** Begin GIVEN RECORDS **

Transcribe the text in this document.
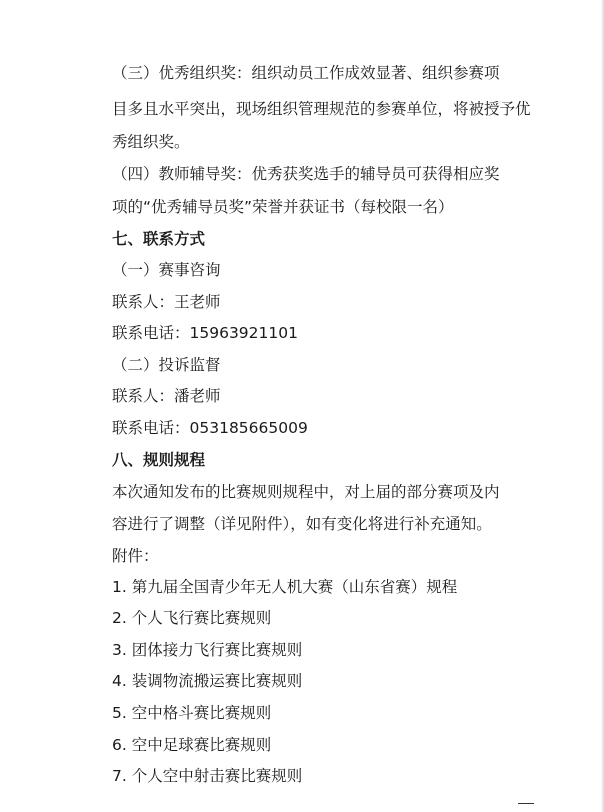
（三）优秀组织奖：组织动员工作成效显著、组织参赛项
目多且水平突出，现场组织管理规范的参赛单位，将被授予优
秀组织奖。
（四）教师辅导奖：优秀获奖选手的辅导员可获得相应奖
项的“优秀辅导员奖”荣誉并获证书（每校限一名）
七、联系方式
（一）赛事咨询
联系人：王老师
联系电话：15963921101
（二）投诉监督
联系人：潘老师
联系电话：053185665009
八、规则规程
本次通知发布的比赛规则规程中，对上届的部分赛项及内
容进行了调整（详见附件），如有变化将进行补充通知。
附件：
1. 第九届全国青少年无人机大赛（山东省赛）规程
2. 个人飞行赛比赛规则
3. 团体接力飞行赛比赛规则
4. 装调物流搬运赛比赛规则
5. 空中格斗赛比赛规则
6. 空中足球赛比赛规则
7. 个人空中射击赛比赛规则
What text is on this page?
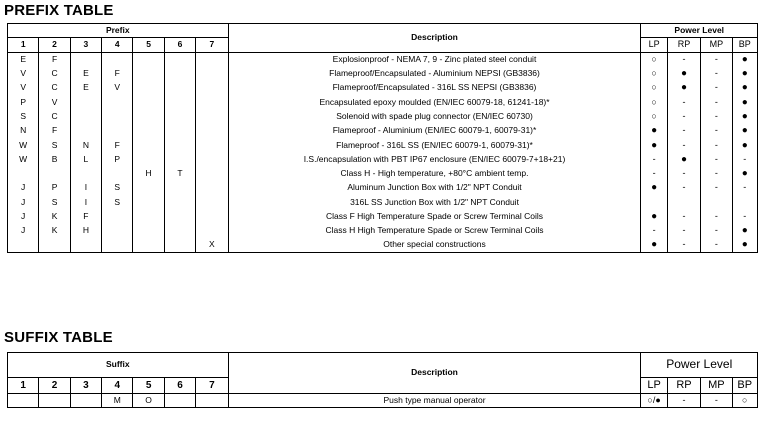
PREFIX TABLE
Prefix							Description	Power Level			
1	2	3	4	5	6	7		LP	RP	MP	BP
E	F						Explosionproof - NEMA 7, 9 - Zinc plated steel conduit	○	-	-	●
V	C	E	F				Flameproof/Encapsulated - Aluminium NEPSI (GB3836)	○	●	-	●
V	C	E	V				Flameproof/Encapsulated - 316L SS NEPSI (GB3836)	○	●	-	●
P	V						Encapsulated epoxy moulded (EN/IEC 60079-18, 61241-18)*	○	-	-	●
S	C						Solenoid with spade plug connector (EN/IEC 60730)	○	-	-	●
N	F						Flameproof - Aluminium (EN/IEC 60079-1, 60079-31)*	●	-	-	●
W	S	N	F				Flameproof - 316L SS (EN/IEC 60079-1, 60079-31)*	●	-	-	●
W	B	L	P				I.S./encapsulation with PBT IP67 enclosure (EN/IEC 60079-7+18+21)	-	●	-	-
				H	T		Class H - High temperature, +80°C ambient temp.	-	-	-	●
J	P	I	S				Aluminum Junction Box with 1/2" NPT Conduit	●	-	-	-
J	S	I	S				316L SS Junction Box with 1/2" NPT Conduit				
J	K	F					Class F High Temperature Spade or Screw Terminal Coils	●	-	-	-
J	K	H					Class H High Temperature Spade or Screw Terminal Coils	-	-	-	●
						X	Other special constructions	●	-	-	●
SUFFIX TABLE
Suffix							Description	Power Level			
1	2	3	4	5	6	7		LP	RP	MP	BP
			M	O			Push type manual operator	○/●	-	-	○
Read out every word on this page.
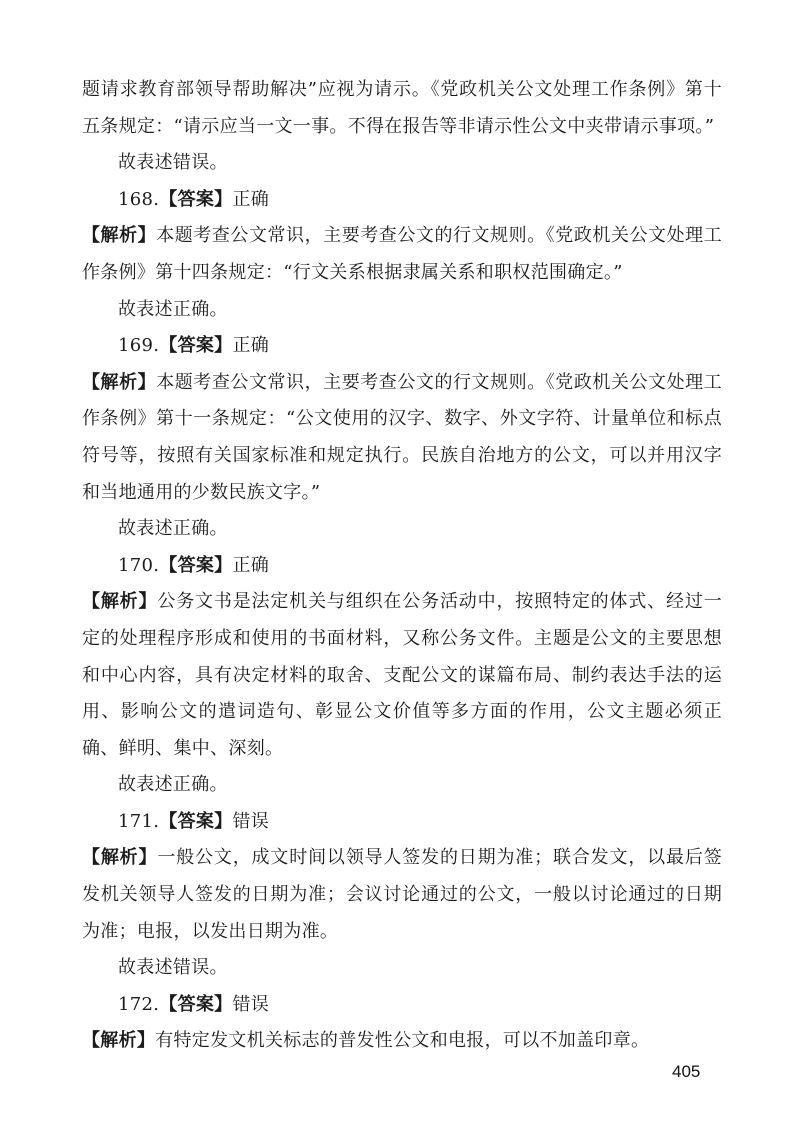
题请求教育部领导帮助解决”应视为请示。《党政机关公文处理工作条例》第十五条规定：“请示应当一文一事。不得在报告等非请示性公文中夹带请示事项。”

故表述错误。

168.【答案】正确

【解析】本题考查公文常识，主要考查公文的行文规则。《党政机关公文处理工作条例》第十四条规定：“行文关系根据隶属关系和职权范围确定。”

故表述正确。

169.【答案】正确

【解析】本题考查公文常识，主要考查公文的行文规则。《党政机关公文处理工作条例》第十一条规定：“公文使用的汉字、数字、外文字符、计量单位和标点符号等，按照有关国家标准和规定执行。民族自治地方的公文，可以并用汉字和当地通用的少数民族文字。”

故表述正确。

170.【答案】正确

【解析】公务文书是法定机关与组织在公务活动中，按照特定的体式、经过一定的处理程序形成和使用的书面材料，又称公务文件。主题是公文的主要思想和中心内容，具有决定材料的取舍、支配公文的谋篇布局、制约表达手法的运用、影响公文的遣词造句、彰显公文价值等多方面的作用，公文主题必须正确、鲜明、集中、深刻。

故表述正确。

171.【答案】错误

【解析】一般公文，成文时间以领导人签发的日期为准；联合发文，以最后签发机关领导人签发的日期为准；会议讨论通过的公文，一般以讨论通过的日期为准；电报，以发出日期为准。

故表述错误。

172.【答案】错误

【解析】有特定发文机关标志的普发性公文和电报，可以不加盖印章。

405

** End GIVEN RECORDS **

* **OBJECTIVE**
Transcribe the records verbatim and omit the images.

* **OUTPUT BELOW**
Transcribe the text in this document.
（三）优秀组织奖：组织动员工作成效显著、组织参赛项
目多且水平突出，现场组织管理规范的参赛单位，将被授予优
秀组织奖。
（四）教师辅导奖：优秀获奖选手的辅导员可获得相应奖
项的“优秀辅导员奖”荣誉并获证书（每校限一名）
七、联系方式
（一）赛事咨询
联系人：王老师
联系电话：15963921101
（二）投诉监督
联系人：潘老师
联系电话：053185665009
八、规则规程
本次通知发布的比赛规则规程中，对上届的部分赛项及内
容进行了调整（详见附件），如有变化将进行补充通知。
附件：
1. 第九届全国青少年无人机大赛（山东省赛）规程
2. 个人飞行赛比赛规则
3. 团体接力飞行赛比赛规则
4. 装调物流搬运赛比赛规则
5. 空中格斗赛比赛规则
6. 空中足球赛比赛规则
7. 个人空中射击赛比赛规则
What text is on this page?
PREFIX TABLE
Prefix							Description	Power Level			
1	2	3	4	5	6	7		LP	RP	MP	BP
E	F						Explosionproof - NEMA 7, 9 - Zinc plated steel conduit	○	-	-	●
V	C	E	F				Flameproof/Encapsulated - Aluminium NEPSI (GB3836)	○	●	-	●
V	C	E	V				Flameproof/Encapsulated - 316L SS NEPSI (GB3836)	○	●	-	●
P	V						Encapsulated epoxy moulded (EN/IEC 60079-18, 61241-18)*	○	-	-	●
S	C						Solenoid with spade plug connector (EN/IEC 60730)	○	-	-	●
N	F						Flameproof - Aluminium (EN/IEC 60079-1, 60079-31)*	●	-	-	●
W	S	N	F				Flameproof - 316L SS (EN/IEC 60079-1, 60079-31)*	●	-	-	●
W	B	L	P				I.S./encapsulation with PBT IP67 enclosure (EN/IEC 60079-7+18+21)	-	●	-	-
				H	T		Class H - High temperature, +80°C ambient temp.	-	-	-	●
J	P	I	S				Aluminum Junction Box with 1/2" NPT Conduit	●	-	-	-
J	S	I	S				316L SS Junction Box with 1/2" NPT Conduit				
J	K	F					Class F High Temperature Spade or Screw Terminal Coils	●	-	-	-
J	K	H					Class H High Temperature Spade or Screw Terminal Coils	-	-	-	●
						X	Other special constructions	●	-	-	●
SUFFIX TABLE
Suffix							Description	Power Level			
1	2	3	4	5	6	7		LP	RP	MP	BP
			M	O			Push type manual operator	○/●	-	-	○
Read out every word on this page.
题请求教育部领导帮助解决”应视为请示。《党政机关公文处理工作条例》第十五条规定：“请示应当一文一事。不得在报告等非请示性公文中夹带请示事项。”

故表述错误。

168.【答案】正确

【解析】本题考查公文常识，主要考查公文的行文规则。《党政机关公文处理工作条例》第十四条规定：“行文关系根据隶属关系和职权范围确定。”

故表述正确。

169.【答案】正确

【解析】本题考查公文常识，主要考查公文的行文规则。《党政机关公文处理工作条例》第十一条规定：“公文使用的汉字、数字、外文字符、计量单位和标点符号等，按照有关国家标准和规定执行。民族自治地方的公文，可以并用汉字和当地通用的少数民族文字。”

故表述正确。

170.【答案】正确

【解析】公务文书是法定机关与组织在公务活动中，按照特定的体式、经过一定的处理程序形成和使用的书面材料，又称公务文件。主题是公文的主要思想和中心内容，具有决定材料的取舍、支配公文的谋篇布局、制约表达手法的运用、影响公文的遣词造句、彰显公文价值等多方面的作用，公文主题必须正确、鲜明、集中、深刻。

故表述正确。

171.【答案】错误

【解析】一般公文，成文时间以领导人签发的日期为准；联合发文，以最后签发机关领导人签发的日期为准；会议讨论通过的公文，一般以讨论通过的日期为准；电报，以发出日期为准。

故表述错误。

172.【答案】错误

【解析】有特定发文机关标志的普发性公文和电报，可以不加盖印章。

405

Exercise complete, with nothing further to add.